Count the lines in the records below that contain the string "supply", with case counting. Reply with the number only.
--- Start Supplied data ---
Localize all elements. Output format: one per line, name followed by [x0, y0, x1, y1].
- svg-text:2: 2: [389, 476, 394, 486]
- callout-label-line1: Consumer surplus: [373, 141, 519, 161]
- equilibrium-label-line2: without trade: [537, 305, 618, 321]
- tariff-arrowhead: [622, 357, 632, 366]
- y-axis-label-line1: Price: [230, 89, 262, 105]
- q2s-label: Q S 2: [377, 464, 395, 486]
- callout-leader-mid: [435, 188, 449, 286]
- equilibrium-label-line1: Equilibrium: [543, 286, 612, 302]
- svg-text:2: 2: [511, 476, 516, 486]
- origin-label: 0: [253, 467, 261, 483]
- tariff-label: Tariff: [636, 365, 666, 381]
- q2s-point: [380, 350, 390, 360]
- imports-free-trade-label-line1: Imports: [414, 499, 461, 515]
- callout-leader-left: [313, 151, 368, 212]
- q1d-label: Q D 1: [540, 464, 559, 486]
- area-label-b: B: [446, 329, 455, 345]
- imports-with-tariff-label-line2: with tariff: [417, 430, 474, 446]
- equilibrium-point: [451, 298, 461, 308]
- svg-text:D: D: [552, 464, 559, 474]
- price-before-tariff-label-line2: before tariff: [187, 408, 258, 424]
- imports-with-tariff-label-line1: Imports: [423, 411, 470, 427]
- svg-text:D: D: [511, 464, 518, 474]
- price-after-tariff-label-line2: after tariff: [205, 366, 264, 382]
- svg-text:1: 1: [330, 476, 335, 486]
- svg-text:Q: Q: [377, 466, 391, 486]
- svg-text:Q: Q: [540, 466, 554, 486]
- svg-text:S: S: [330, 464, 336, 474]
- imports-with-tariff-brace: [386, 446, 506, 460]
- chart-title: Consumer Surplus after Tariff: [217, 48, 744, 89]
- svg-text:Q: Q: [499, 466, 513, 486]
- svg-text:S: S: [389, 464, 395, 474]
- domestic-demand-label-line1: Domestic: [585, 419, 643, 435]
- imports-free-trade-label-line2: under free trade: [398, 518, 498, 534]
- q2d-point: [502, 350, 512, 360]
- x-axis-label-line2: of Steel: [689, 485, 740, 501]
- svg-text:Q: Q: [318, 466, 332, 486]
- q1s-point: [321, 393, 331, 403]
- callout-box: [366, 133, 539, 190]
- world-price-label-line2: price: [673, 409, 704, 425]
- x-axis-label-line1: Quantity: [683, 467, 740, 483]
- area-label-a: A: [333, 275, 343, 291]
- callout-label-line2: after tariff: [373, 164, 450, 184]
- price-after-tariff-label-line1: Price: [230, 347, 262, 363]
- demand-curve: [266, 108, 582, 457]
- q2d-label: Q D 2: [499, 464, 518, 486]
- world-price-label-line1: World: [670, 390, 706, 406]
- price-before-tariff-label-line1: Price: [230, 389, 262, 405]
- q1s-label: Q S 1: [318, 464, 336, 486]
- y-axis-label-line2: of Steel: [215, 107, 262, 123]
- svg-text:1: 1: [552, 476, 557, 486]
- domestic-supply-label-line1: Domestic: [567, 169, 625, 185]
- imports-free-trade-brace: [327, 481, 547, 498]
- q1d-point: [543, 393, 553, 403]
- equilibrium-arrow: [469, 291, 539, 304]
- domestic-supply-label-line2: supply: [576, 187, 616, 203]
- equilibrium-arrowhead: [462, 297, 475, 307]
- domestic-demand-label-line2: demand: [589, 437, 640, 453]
--- End Supplied data ---
--- Start Supplied data ---
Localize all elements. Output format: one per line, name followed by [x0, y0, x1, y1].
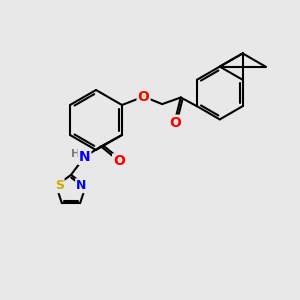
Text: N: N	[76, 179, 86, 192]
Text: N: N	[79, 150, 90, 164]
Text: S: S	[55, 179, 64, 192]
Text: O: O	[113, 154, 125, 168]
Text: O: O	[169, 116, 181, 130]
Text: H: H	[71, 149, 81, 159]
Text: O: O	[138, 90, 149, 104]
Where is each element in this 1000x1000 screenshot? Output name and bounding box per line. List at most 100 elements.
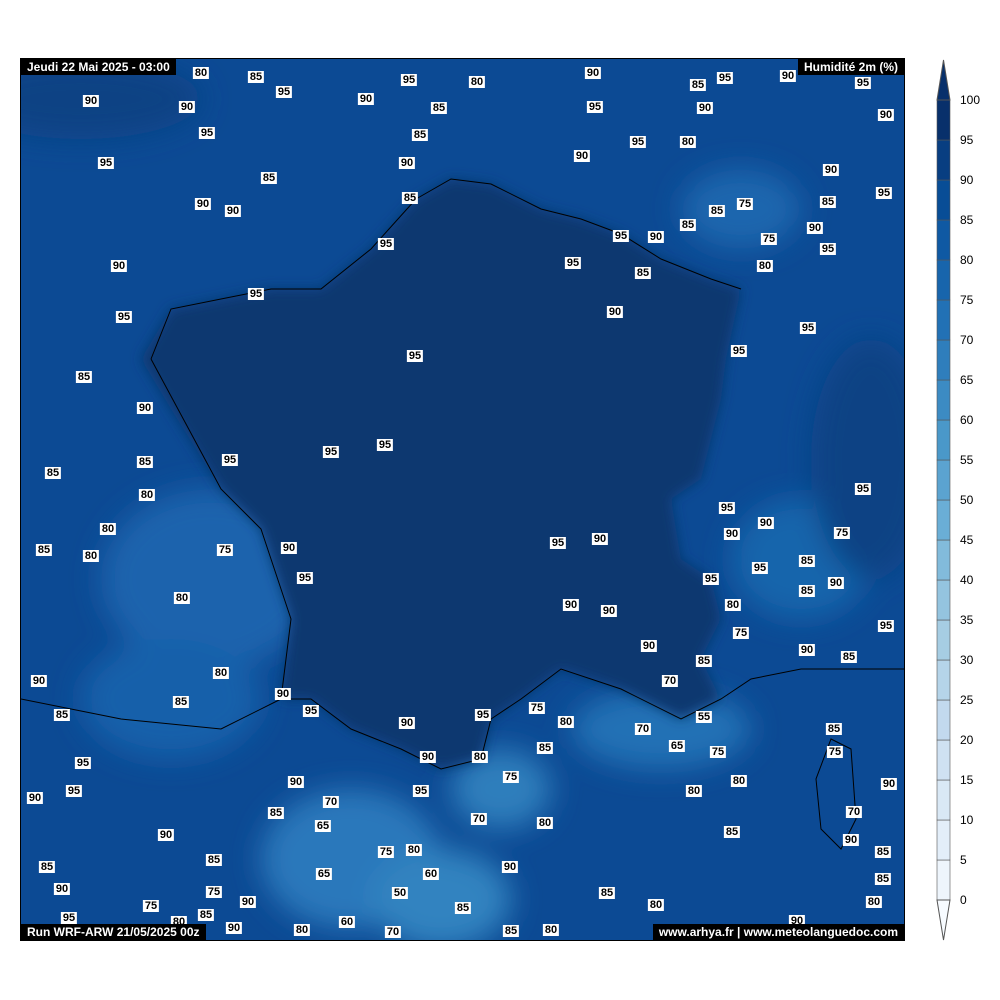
--- End Supplied data ---
- **Correct answer**:
2